◆ **Records supplied**
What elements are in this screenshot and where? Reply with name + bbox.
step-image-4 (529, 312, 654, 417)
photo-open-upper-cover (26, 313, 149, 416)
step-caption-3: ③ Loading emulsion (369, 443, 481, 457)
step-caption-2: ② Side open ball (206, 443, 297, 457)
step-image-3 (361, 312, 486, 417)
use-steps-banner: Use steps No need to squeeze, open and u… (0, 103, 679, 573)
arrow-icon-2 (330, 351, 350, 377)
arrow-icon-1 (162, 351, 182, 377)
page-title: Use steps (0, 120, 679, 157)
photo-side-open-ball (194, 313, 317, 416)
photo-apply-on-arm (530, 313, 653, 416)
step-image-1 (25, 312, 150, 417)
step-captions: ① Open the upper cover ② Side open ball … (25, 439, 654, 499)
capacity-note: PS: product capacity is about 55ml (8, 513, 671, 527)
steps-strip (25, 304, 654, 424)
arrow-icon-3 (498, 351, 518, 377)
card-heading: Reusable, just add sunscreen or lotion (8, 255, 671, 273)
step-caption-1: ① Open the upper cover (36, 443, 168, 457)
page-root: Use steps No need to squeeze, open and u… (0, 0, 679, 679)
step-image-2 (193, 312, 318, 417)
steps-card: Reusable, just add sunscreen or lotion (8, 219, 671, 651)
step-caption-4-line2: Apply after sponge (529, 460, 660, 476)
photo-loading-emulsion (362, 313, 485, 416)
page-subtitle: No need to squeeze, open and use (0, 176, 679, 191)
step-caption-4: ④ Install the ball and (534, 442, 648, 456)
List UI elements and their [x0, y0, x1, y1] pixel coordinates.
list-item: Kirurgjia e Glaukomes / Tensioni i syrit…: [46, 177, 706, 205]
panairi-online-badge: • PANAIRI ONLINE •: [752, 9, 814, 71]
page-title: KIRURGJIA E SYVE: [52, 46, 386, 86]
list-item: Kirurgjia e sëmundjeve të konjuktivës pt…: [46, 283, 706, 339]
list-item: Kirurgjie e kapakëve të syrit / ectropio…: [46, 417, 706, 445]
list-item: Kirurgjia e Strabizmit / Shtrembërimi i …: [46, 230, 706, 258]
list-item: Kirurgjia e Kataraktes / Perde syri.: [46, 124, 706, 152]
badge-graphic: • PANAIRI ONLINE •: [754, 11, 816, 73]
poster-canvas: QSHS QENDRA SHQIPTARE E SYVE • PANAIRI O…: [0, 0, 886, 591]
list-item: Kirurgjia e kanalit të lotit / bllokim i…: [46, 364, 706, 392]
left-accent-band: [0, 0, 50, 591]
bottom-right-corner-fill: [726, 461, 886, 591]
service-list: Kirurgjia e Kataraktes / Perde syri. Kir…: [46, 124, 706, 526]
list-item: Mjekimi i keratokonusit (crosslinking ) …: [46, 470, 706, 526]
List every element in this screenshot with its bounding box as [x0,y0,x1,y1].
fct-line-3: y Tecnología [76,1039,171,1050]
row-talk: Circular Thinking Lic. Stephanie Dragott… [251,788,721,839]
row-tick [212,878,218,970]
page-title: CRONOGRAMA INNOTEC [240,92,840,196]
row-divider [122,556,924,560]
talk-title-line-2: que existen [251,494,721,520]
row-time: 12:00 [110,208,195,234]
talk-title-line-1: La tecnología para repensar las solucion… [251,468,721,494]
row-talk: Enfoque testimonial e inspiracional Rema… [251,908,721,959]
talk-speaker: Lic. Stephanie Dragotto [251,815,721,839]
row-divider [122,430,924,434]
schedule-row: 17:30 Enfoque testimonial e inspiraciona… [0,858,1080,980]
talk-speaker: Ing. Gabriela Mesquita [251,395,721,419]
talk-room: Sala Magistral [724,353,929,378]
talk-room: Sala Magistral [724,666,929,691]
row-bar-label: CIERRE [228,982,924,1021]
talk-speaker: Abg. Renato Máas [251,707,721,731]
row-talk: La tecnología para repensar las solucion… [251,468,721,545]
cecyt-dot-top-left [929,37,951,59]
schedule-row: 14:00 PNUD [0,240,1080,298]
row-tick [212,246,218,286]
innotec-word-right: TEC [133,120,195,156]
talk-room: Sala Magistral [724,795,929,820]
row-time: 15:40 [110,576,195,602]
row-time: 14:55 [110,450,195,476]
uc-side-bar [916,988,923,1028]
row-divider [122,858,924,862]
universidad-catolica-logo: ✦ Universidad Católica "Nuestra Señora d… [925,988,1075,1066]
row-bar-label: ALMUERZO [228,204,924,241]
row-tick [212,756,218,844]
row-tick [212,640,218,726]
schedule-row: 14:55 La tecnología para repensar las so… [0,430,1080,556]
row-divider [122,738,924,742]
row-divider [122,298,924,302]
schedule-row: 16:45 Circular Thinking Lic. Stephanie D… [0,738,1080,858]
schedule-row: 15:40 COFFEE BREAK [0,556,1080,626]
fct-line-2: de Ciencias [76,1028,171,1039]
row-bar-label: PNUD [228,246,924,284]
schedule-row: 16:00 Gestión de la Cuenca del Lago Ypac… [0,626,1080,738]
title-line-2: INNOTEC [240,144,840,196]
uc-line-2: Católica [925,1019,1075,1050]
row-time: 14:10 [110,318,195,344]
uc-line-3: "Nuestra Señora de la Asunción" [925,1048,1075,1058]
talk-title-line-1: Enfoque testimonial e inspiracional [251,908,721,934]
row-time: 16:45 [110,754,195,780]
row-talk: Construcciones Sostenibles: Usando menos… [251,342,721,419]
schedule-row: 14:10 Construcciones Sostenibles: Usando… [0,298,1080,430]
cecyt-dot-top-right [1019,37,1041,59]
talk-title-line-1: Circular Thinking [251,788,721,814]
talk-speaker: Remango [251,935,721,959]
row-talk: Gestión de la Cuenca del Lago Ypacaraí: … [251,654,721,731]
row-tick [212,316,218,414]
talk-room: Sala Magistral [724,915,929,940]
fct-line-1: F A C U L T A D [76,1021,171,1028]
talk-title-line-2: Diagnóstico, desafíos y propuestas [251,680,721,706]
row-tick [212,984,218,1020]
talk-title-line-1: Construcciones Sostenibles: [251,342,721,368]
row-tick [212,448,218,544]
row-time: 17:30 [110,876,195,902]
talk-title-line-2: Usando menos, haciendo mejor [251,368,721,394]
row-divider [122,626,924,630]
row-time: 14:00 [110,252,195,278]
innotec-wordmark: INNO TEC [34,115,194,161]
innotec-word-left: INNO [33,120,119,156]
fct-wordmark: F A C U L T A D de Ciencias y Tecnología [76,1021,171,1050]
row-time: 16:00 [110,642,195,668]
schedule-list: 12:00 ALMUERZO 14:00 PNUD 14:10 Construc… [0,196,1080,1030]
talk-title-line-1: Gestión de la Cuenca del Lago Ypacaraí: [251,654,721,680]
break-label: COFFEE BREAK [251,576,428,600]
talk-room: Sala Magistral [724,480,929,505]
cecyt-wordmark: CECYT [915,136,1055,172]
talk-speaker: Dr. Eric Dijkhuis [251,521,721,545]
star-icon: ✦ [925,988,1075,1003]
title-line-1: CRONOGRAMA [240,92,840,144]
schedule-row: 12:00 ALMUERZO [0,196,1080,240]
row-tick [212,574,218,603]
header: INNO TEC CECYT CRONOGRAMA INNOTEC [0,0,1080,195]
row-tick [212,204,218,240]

◆ **What to work on**
Copy all of the lines above without changing a single character.

◆ **Solution**
What elements are in this screenshot and where? Reply with name + bbox.
step-image-4 (529, 312, 654, 417)
photo-open-upper-cover (26, 313, 149, 416)
step-caption-3: ③ Loading emulsion (369, 443, 481, 457)
step-caption-2: ② Side open ball (206, 443, 297, 457)
step-image-3 (361, 312, 486, 417)
use-steps-banner: Use steps No need to squeeze, open and u… (0, 103, 679, 573)
arrow-icon-2 (330, 351, 350, 377)
arrow-icon-1 (162, 351, 182, 377)
page-title: Use steps (0, 120, 679, 157)
photo-side-open-ball (194, 313, 317, 416)
photo-apply-on-arm (530, 313, 653, 416)
step-image-1 (25, 312, 150, 417)
step-captions: ① Open the upper cover ② Side open ball … (25, 439, 654, 499)
capacity-note: PS: product capacity is about 55ml (8, 513, 671, 527)
steps-strip (25, 304, 654, 424)
arrow-icon-3 (498, 351, 518, 377)
card-heading: Reusable, just add sunscreen or lotion (8, 255, 671, 273)
step-caption-1: ① Open the upper cover (36, 443, 168, 457)
page-root: Use steps No need to squeeze, open and u… (0, 0, 679, 679)
step-image-2 (193, 312, 318, 417)
steps-card: Reusable, just add sunscreen or lotion (8, 219, 671, 651)
step-caption-4-line2: Apply after sponge (529, 460, 660, 476)
photo-loading-emulsion (362, 313, 485, 416)
page-subtitle: No need to squeeze, open and use (0, 176, 679, 191)
step-caption-4: ④ Install the ball and (534, 442, 648, 456)
List UI elements and their [x0, y0, x1, y1] pixel coordinates.
list-item: Kirurgjia e Glaukomes / Tensioni i syrit…: [46, 177, 706, 205]
panairi-online-badge: • PANAIRI ONLINE •: [752, 9, 814, 71]
page-title: KIRURGJIA E SYVE: [52, 46, 386, 86]
list-item: Kirurgjia e sëmundjeve të konjuktivës pt…: [46, 283, 706, 339]
list-item: Kirurgjie e kapakëve të syrit / ectropio…: [46, 417, 706, 445]
list-item: Kirurgjia e Strabizmit / Shtrembërimi i …: [46, 230, 706, 258]
list-item: Kirurgjia e Kataraktes / Perde syri.: [46, 124, 706, 152]
badge-graphic: • PANAIRI ONLINE •: [754, 11, 816, 73]
poster-canvas: QSHS QENDRA SHQIPTARE E SYVE • PANAIRI O…: [0, 0, 886, 591]
list-item: Kirurgjia e kanalit të lotit / bllokim i…: [46, 364, 706, 392]
left-accent-band: [0, 0, 50, 591]
bottom-right-corner-fill: [726, 461, 886, 591]
service-list: Kirurgjia e Kataraktes / Perde syri. Kir…: [46, 124, 706, 526]
list-item: Mjekimi i keratokonusit (crosslinking ) …: [46, 470, 706, 526]
List every element in this screenshot with its bounding box as [x0,y0,x1,y1].
fct-line-3: y Tecnología [76,1039,171,1050]
row-talk: Circular Thinking Lic. Stephanie Dragott… [251,788,721,839]
row-tick [212,878,218,970]
page-title: CRONOGRAMA INNOTEC [240,92,840,196]
row-divider [122,556,924,560]
talk-title-line-2: que existen [251,494,721,520]
row-time: 12:00 [110,208,195,234]
talk-title-line-1: La tecnología para repensar las solucion… [251,468,721,494]
row-talk: Enfoque testimonial e inspiracional Rema… [251,908,721,959]
talk-speaker: Lic. Stephanie Dragotto [251,815,721,839]
row-divider [122,430,924,434]
schedule-row: 17:30 Enfoque testimonial e inspiraciona… [0,858,1080,980]
talk-speaker: Ing. Gabriela Mesquita [251,395,721,419]
talk-room: Sala Magistral [724,353,929,378]
talk-room: Sala Magistral [724,666,929,691]
row-bar-label: CIERRE [228,982,924,1021]
talk-speaker: Abg. Renato Máas [251,707,721,731]
row-talk: La tecnología para repensar las solucion… [251,468,721,545]
cecyt-dot-top-left [929,37,951,59]
schedule-row: 14:00 PNUD [0,240,1080,298]
row-tick [212,246,218,286]
innotec-word-right: TEC [133,120,195,156]
talk-room: Sala Magistral [724,795,929,820]
row-time: 15:40 [110,576,195,602]
row-time: 14:55 [110,450,195,476]
uc-side-bar [916,988,923,1028]
row-divider [122,858,924,862]
universidad-catolica-logo: ✦ Universidad Católica "Nuestra Señora d… [925,988,1075,1066]
row-bar-label: ALMUERZO [228,204,924,241]
row-tick [212,756,218,844]
row-tick [212,640,218,726]
schedule-row: 14:55 La tecnología para repensar las so… [0,430,1080,556]
row-divider [122,738,924,742]
row-divider [122,298,924,302]
schedule-row: 16:45 Circular Thinking Lic. Stephanie D… [0,738,1080,858]
schedule-row: 15:40 COFFEE BREAK [0,556,1080,626]
fct-line-2: de Ciencias [76,1028,171,1039]
row-bar-label: PNUD [228,246,924,284]
schedule-row: 16:00 Gestión de la Cuenca del Lago Ypac… [0,626,1080,738]
title-line-2: INNOTEC [240,144,840,196]
uc-line-2: Católica [925,1019,1075,1050]
row-time: 14:10 [110,318,195,344]
uc-line-3: "Nuestra Señora de la Asunción" [925,1048,1075,1058]
talk-title-line-1: Enfoque testimonial e inspiracional [251,908,721,934]
row-time: 16:45 [110,754,195,780]
row-talk: Construcciones Sostenibles: Usando menos… [251,342,721,419]
schedule-row: 14:10 Construcciones Sostenibles: Usando… [0,298,1080,430]
cecyt-dot-top-right [1019,37,1041,59]
talk-title-line-1: Circular Thinking [251,788,721,814]
talk-speaker: Remango [251,935,721,959]
row-talk: Gestión de la Cuenca del Lago Ypacaraí: … [251,654,721,731]
row-tick [212,316,218,414]
talk-room: Sala Magistral [724,915,929,940]
fct-line-1: F A C U L T A D [76,1021,171,1028]
talk-title-line-2: Diagnóstico, desafíos y propuestas [251,680,721,706]
row-tick [212,984,218,1020]
talk-title-line-1: Construcciones Sostenibles: [251,342,721,368]
row-tick [212,448,218,544]
row-time: 17:30 [110,876,195,902]
talk-title-line-2: Usando menos, haciendo mejor [251,368,721,394]
row-divider [122,626,924,630]
row-time: 14:00 [110,252,195,278]
innotec-wordmark: INNO TEC [34,115,194,161]
innotec-word-left: INNO [33,120,119,156]
fct-wordmark: F A C U L T A D de Ciencias y Tecnología [76,1021,171,1050]
row-time: 16:00 [110,642,195,668]
schedule-list: 12:00 ALMUERZO 14:00 PNUD 14:10 Construc… [0,196,1080,1030]
talk-title-line-1: Gestión de la Cuenca del Lago Ypacaraí: [251,654,721,680]
break-label: COFFEE BREAK [251,576,428,600]
talk-room: Sala Magistral [724,480,929,505]
cecyt-wordmark: CECYT [915,136,1055,172]
talk-speaker: Dr. Eric Dijkhuis [251,521,721,545]
star-icon: ✦ [925,988,1075,1003]
title-line-1: CRONOGRAMA [240,92,840,144]
schedule-row: 12:00 ALMUERZO [0,196,1080,240]
row-tick [212,574,218,603]
header: INNO TEC CECYT CRONOGRAMA INNOTEC [0,0,1080,195]
row-tick [212,204,218,240]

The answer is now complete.